EXERCISE BRIEF: Below are records. Count every line containing the word "annular" and give the number alone.

MATERIALS PROVIDED:
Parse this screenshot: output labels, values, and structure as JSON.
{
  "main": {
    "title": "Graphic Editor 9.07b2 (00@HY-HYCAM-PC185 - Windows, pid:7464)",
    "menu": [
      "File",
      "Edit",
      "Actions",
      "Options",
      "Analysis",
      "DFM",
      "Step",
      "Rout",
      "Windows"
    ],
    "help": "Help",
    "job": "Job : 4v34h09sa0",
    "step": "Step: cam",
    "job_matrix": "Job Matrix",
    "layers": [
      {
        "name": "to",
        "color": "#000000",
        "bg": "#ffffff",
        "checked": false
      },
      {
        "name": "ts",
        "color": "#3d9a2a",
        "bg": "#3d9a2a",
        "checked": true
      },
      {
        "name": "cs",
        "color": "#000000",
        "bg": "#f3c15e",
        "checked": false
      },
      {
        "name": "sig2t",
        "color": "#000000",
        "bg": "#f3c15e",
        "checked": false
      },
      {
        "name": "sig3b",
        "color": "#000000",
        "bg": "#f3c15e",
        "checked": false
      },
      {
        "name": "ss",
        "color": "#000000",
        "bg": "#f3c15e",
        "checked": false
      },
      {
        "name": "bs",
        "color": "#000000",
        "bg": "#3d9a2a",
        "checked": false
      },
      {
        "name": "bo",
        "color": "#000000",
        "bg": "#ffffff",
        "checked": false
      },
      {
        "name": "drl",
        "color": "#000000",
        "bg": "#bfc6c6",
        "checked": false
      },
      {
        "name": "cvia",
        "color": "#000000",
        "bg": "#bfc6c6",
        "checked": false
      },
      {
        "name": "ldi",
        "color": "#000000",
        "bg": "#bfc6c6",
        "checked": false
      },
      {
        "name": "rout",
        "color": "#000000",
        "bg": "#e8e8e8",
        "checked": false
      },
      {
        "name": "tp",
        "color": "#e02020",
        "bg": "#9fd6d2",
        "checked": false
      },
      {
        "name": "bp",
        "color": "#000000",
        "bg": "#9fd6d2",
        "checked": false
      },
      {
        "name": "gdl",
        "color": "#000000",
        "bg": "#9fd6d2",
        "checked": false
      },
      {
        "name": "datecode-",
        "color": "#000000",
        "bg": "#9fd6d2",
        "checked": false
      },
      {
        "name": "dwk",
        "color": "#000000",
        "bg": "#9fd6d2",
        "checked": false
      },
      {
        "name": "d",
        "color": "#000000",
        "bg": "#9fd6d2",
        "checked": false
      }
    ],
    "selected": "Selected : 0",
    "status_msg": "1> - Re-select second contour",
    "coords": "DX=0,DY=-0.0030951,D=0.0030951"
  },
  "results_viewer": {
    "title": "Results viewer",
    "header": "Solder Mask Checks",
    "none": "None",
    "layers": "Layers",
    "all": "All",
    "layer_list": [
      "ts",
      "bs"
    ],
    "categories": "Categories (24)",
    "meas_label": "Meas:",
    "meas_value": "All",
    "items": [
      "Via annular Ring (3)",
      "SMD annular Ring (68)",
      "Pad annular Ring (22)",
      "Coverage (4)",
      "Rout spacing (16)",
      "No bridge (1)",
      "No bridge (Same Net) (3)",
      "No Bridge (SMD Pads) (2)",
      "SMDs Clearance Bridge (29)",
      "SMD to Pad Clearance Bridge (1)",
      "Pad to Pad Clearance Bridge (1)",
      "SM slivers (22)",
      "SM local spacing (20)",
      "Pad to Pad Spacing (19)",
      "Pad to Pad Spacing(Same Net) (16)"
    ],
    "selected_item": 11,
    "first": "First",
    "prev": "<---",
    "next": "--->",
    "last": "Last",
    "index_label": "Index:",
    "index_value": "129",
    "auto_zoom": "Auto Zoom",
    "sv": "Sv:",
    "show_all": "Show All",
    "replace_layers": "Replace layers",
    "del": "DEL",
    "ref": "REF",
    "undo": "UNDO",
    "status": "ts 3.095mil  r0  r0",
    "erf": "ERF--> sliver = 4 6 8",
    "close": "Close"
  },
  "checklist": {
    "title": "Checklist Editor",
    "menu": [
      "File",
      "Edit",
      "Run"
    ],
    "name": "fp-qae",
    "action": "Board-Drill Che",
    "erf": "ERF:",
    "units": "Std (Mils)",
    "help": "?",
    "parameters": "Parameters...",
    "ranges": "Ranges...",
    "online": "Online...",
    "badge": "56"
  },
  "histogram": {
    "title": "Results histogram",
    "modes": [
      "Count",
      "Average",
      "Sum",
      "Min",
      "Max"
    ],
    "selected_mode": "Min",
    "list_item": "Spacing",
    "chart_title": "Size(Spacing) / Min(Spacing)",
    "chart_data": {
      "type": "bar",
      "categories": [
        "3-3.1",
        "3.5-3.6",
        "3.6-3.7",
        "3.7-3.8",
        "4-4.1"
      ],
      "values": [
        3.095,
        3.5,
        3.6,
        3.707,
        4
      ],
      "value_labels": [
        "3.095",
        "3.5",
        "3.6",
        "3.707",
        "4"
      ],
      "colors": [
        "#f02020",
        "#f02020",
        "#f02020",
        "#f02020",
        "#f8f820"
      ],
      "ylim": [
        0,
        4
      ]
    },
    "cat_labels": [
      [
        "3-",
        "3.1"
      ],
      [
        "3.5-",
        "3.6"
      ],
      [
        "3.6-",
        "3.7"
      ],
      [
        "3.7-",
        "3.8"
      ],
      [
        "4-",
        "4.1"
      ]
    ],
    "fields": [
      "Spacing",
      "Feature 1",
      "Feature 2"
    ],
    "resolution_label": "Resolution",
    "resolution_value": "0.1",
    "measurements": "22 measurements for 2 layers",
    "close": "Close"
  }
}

TASK OUTPUT: 3